- **What you need to do**
Repeat every line of the material, character for character.

#### Supplied information ####

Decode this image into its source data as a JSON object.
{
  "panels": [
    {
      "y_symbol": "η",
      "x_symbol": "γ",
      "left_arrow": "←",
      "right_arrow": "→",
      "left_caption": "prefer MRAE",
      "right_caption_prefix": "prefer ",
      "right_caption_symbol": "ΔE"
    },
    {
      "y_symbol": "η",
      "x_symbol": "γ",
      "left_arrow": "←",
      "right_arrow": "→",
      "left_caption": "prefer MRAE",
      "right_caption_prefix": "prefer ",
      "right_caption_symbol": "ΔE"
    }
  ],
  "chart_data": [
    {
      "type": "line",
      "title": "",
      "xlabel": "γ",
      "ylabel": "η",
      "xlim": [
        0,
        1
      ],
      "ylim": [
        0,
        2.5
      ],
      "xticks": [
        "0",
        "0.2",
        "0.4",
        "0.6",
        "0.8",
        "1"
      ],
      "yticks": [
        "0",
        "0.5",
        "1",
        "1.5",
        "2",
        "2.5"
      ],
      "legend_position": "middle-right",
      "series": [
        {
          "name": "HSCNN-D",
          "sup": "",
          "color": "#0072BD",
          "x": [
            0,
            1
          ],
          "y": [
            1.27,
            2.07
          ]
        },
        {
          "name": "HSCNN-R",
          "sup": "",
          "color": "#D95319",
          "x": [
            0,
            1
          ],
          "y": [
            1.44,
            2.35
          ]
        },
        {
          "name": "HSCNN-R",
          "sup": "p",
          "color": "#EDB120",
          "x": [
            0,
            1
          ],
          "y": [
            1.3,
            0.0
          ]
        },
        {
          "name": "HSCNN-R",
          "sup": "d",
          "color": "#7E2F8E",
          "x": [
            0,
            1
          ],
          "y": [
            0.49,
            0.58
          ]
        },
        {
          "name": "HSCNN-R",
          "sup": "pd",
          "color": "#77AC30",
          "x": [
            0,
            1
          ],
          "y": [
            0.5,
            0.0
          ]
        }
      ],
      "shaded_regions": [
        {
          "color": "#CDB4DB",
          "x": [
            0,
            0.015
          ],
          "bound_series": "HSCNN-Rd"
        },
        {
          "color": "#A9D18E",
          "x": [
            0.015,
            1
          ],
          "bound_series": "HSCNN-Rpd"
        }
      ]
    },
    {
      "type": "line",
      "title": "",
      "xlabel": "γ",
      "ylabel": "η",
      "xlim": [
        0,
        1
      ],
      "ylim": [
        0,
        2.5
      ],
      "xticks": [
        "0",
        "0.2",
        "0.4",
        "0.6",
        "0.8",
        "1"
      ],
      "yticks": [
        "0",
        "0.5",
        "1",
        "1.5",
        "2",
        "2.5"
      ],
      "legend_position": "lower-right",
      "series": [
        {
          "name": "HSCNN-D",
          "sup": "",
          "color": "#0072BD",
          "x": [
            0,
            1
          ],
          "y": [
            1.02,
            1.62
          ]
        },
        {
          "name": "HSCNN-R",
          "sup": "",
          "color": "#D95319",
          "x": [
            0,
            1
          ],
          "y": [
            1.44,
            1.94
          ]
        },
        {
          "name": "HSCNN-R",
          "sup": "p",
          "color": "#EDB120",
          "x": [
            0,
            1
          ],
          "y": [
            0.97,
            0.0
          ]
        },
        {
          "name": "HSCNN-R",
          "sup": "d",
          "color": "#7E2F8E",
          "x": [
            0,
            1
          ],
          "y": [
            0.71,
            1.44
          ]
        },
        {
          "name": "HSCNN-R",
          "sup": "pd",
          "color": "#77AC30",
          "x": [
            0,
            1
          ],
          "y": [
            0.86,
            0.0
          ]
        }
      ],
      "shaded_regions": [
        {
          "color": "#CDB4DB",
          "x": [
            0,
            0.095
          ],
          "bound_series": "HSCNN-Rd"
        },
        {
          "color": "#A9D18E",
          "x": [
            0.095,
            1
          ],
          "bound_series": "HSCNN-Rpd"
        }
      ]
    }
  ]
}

####

- **Solution to the exercise**
Decode this image into its source data as a JSON object.
{
  "panels": [
    {
      "y_symbol": "η",
      "x_symbol": "γ",
      "left_arrow": "←",
      "right_arrow": "→",
      "left_caption": "prefer MRAE",
      "right_caption_prefix": "prefer ",
      "right_caption_symbol": "ΔE"
    },
    {
      "y_symbol": "η",
      "x_symbol": "γ",
      "left_arrow": "←",
      "right_arrow": "→",
      "left_caption": "prefer MRAE",
      "right_caption_prefix": "prefer ",
      "right_caption_symbol": "ΔE"
    }
  ],
  "chart_data": [
    {
      "type": "line",
      "title": "",
      "xlabel": "γ",
      "ylabel": "η",
      "xlim": [
        0,
        1
      ],
      "ylim": [
        0,
        2.5
      ],
      "xticks": [
        "0",
        "0.2",
        "0.4",
        "0.6",
        "0.8",
        "1"
      ],
      "yticks": [
        "0",
        "0.5",
        "1",
        "1.5",
        "2",
        "2.5"
      ],
      "legend_position": "middle-right",
      "series": [
        {
          "name": "HSCNN-D",
          "sup": "",
          "color": "#0072BD",
          "x": [
            0,
            1
          ],
          "y": [
            1.27,
            2.07
          ]
        },
        {
          "name": "HSCNN-R",
          "sup": "",
          "color": "#D95319",
          "x": [
            0,
            1
          ],
          "y": [
            1.44,
            2.35
          ]
        },
        {
          "name": "HSCNN-R",
          "sup": "p",
          "color": "#EDB120",
          "x": [
            0,
            1
          ],
          "y": [
            1.3,
            0.0
          ]
        },
        {
          "name": "HSCNN-R",
          "sup": "d",
          "color": "#7E2F8E",
          "x": [
            0,
            1
          ],
          "y": [
            0.49,
            0.58
          ]
        },
        {
          "name": "HSCNN-R",
          "sup": "pd",
          "color": "#77AC30",
          "x": [
            0,
            1
          ],
          "y": [
            0.5,
            0.0
          ]
        }
      ],
      "shaded_regions": [
        {
          "color": "#CDB4DB",
          "x": [
            0,
            0.015
          ],
          "bound_series": "HSCNN-Rd"
        },
        {
          "color": "#A9D18E",
          "x": [
            0.015,
            1
          ],
          "bound_series": "HSCNN-Rpd"
        }
      ]
    },
    {
      "type": "line",
      "title": "",
      "xlabel": "γ",
      "ylabel": "η",
      "xlim": [
        0,
        1
      ],
      "ylim": [
        0,
        2.5
      ],
      "xticks": [
        "0",
        "0.2",
        "0.4",
        "0.6",
        "0.8",
        "1"
      ],
      "yticks": [
        "0",
        "0.5",
        "1",
        "1.5",
        "2",
        "2.5"
      ],
      "legend_position": "lower-right",
      "series": [
        {
          "name": "HSCNN-D",
          "sup": "",
          "color": "#0072BD",
          "x": [
            0,
            1
          ],
          "y": [
            1.02,
            1.62
          ]
        },
        {
          "name": "HSCNN-R",
          "sup": "",
          "color": "#D95319",
          "x": [
            0,
            1
          ],
          "y": [
            1.44,
            1.94
          ]
        },
        {
          "name": "HSCNN-R",
          "sup": "p",
          "color": "#EDB120",
          "x": [
            0,
            1
          ],
          "y": [
            0.97,
            0.0
          ]
        },
        {
          "name": "HSCNN-R",
          "sup": "d",
          "color": "#7E2F8E",
          "x": [
            0,
            1
          ],
          "y": [
            0.71,
            1.44
          ]
        },
        {
          "name": "HSCNN-R",
          "sup": "pd",
          "color": "#77AC30",
          "x": [
            0,
            1
          ],
          "y": [
            0.86,
            0.0
          ]
        }
      ],
      "shaded_regions": [
        {
          "color": "#CDB4DB",
          "x": [
            0,
            0.095
          ],
          "bound_series": "HSCNN-Rd"
        },
        {
          "color": "#A9D18E",
          "x": [
            0.095,
            1
          ],
          "bound_series": "HSCNN-Rpd"
        }
      ]
    }
  ]
}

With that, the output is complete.